* [THE REQUEST]: Pick out each line in these entries that contains the string "ylabel".

[Structured figure records]
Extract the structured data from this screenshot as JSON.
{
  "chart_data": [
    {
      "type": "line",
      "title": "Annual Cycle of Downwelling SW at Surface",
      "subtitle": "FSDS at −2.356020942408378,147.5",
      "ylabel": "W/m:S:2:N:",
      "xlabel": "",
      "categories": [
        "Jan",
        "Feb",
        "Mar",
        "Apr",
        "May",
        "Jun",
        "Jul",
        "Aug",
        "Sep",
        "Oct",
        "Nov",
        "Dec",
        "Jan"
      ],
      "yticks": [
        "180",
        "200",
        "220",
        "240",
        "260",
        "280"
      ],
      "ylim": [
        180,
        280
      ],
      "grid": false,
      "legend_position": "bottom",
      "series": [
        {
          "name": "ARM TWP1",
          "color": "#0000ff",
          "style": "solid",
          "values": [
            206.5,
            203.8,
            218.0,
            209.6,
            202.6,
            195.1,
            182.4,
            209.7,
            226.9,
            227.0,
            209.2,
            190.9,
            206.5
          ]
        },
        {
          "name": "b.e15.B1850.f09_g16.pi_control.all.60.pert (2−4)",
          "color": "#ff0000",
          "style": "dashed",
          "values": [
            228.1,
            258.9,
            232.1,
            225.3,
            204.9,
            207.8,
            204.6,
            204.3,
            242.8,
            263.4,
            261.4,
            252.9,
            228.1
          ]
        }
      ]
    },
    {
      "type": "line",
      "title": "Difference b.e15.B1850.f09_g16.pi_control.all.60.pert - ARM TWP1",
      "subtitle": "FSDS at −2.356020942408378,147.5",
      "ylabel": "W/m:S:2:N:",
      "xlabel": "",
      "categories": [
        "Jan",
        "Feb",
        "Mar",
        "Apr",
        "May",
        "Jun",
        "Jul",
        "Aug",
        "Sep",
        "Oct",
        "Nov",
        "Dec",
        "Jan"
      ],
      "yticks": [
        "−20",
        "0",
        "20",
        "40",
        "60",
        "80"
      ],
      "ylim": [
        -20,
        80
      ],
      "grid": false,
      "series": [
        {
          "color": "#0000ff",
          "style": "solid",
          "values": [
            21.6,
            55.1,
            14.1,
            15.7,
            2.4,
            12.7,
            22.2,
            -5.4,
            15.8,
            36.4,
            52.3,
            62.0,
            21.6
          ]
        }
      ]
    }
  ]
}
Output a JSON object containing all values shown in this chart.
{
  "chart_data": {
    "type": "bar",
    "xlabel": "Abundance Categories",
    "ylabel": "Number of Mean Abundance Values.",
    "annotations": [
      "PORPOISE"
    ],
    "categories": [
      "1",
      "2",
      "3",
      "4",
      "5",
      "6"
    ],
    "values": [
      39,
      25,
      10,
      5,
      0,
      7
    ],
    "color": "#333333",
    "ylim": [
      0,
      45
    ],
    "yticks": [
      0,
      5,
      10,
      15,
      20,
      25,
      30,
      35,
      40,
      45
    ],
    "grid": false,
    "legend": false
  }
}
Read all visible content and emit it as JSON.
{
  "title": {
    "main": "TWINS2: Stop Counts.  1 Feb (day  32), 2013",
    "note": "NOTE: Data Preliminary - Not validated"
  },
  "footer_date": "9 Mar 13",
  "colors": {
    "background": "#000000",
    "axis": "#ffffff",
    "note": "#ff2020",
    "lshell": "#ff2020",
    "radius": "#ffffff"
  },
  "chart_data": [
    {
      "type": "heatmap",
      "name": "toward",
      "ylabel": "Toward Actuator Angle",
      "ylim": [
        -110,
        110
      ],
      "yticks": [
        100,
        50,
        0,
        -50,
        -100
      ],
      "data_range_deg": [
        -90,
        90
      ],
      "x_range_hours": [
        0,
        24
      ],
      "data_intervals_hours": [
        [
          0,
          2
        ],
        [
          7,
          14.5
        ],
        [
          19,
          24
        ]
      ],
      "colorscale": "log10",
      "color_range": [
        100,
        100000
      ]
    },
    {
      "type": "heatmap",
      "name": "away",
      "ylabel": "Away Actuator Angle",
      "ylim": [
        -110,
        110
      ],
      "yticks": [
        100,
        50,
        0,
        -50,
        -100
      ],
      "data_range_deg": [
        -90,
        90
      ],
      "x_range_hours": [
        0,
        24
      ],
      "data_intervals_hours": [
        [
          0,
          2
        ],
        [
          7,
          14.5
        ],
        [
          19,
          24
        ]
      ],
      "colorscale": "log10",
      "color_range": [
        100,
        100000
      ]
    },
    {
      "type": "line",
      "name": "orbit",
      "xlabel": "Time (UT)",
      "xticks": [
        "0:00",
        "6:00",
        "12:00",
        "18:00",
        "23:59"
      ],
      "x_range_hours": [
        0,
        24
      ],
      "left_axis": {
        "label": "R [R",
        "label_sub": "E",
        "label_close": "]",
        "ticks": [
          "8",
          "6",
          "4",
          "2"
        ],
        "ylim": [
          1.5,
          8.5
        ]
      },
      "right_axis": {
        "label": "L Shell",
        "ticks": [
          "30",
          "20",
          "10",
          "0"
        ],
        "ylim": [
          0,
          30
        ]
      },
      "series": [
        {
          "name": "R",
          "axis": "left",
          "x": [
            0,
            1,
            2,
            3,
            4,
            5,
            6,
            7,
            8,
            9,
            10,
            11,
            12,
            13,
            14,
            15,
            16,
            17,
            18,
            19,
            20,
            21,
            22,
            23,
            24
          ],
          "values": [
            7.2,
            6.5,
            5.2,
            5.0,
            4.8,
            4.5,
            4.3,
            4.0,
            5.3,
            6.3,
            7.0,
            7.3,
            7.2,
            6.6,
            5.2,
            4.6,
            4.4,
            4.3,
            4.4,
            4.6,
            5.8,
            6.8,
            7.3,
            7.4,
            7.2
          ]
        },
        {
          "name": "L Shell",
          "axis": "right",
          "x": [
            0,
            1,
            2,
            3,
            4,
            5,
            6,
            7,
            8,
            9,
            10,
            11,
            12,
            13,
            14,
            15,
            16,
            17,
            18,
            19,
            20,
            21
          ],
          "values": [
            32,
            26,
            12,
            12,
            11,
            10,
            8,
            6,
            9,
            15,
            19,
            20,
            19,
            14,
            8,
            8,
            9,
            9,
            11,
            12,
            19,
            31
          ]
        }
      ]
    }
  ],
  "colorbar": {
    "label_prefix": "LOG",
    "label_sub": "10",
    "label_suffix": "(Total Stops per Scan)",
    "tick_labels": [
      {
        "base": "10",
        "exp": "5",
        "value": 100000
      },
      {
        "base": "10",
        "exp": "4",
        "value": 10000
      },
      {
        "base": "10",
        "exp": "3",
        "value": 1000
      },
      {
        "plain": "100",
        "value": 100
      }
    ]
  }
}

* [COMPLETE OUTPUT]:
      "ylabel": "W/m:S:2:N:",
      "ylabel": "W/m:S:2:N:",
    "ylabel": "Number of Mean Abundance Values.",
      "ylabel": "Toward Actuator Angle",
      "ylabel": "Away Actuator Angle",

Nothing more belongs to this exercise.